[Given task]
Draw out every line with the word "title" from the listing below.

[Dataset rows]
((

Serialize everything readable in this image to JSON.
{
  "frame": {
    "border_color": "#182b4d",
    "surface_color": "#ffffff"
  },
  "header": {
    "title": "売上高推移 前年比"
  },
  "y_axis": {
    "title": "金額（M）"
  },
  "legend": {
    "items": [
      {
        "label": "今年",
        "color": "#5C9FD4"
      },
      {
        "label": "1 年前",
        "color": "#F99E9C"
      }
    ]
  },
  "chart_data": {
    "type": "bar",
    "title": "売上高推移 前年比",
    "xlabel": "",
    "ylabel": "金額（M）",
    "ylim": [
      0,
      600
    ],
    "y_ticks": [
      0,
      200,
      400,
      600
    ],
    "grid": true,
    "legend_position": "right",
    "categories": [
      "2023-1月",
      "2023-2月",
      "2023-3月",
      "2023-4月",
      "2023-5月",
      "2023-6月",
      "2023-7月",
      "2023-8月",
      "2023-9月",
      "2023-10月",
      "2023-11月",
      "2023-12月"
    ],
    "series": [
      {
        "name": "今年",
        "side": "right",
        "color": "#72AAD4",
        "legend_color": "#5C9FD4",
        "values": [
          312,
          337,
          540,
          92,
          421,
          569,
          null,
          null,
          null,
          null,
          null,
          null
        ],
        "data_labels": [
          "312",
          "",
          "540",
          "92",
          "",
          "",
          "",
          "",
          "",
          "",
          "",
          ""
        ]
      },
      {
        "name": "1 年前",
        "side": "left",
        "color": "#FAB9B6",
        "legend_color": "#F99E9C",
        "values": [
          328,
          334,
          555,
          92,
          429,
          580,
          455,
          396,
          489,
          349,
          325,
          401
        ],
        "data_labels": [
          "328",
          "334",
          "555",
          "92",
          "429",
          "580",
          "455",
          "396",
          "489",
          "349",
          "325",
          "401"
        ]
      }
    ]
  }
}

))

[Worked answer]
    "title": "売上高推移 前年比"
    "title": "金額（M）"
    "title": "売上高推移 前年比",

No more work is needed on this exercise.